* Begin *

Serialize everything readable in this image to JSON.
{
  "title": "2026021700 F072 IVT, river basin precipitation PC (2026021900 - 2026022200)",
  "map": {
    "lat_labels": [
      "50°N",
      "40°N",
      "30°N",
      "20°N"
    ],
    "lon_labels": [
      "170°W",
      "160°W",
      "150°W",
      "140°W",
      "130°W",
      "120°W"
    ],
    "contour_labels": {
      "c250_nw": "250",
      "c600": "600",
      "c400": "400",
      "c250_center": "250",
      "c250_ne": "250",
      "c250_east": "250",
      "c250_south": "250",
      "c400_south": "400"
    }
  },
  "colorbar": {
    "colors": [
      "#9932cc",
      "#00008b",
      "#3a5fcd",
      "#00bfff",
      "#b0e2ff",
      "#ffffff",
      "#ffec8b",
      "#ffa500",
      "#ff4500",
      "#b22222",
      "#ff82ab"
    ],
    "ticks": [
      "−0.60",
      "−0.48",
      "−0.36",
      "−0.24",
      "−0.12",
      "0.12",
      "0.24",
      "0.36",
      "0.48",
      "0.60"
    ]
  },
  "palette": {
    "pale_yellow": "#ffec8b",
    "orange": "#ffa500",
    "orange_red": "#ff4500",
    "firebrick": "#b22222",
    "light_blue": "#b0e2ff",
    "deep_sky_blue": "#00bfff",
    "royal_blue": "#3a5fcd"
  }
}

* End *

Would you reproduce all the entries exactly?

Serialize everything readable in this image to JSON.
{
  "title": "2026021700 F072 IVT, river basin precipitation PC (2026021900 - 2026022200)",
  "map": {
    "lat_labels": [
      "50°N",
      "40°N",
      "30°N",
      "20°N"
    ],
    "lon_labels": [
      "170°W",
      "160°W",
      "150°W",
      "140°W",
      "130°W",
      "120°W"
    ],
    "contour_labels": {
      "c250_nw": "250",
      "c600": "600",
      "c400": "400",
      "c250_center": "250",
      "c250_ne": "250",
      "c250_east": "250",
      "c250_south": "250",
      "c400_south": "400"
    }
  },
  "colorbar": {
    "colors": [
      "#9932cc",
      "#00008b",
      "#3a5fcd",
      "#00bfff",
      "#b0e2ff",
      "#ffffff",
      "#ffec8b",
      "#ffa500",
      "#ff4500",
      "#b22222",
      "#ff82ab"
    ],
    "ticks": [
      "−0.60",
      "−0.48",
      "−0.36",
      "−0.24",
      "−0.12",
      "0.12",
      "0.24",
      "0.36",
      "0.48",
      "0.60"
    ]
  },
  "palette": {
    "pale_yellow": "#ffec8b",
    "orange": "#ffa500",
    "orange_red": "#ff4500",
    "firebrick": "#b22222",
    "light_blue": "#b0e2ff",
    "deep_sky_blue": "#00bfff",
    "royal_blue": "#3a5fcd"
  }
}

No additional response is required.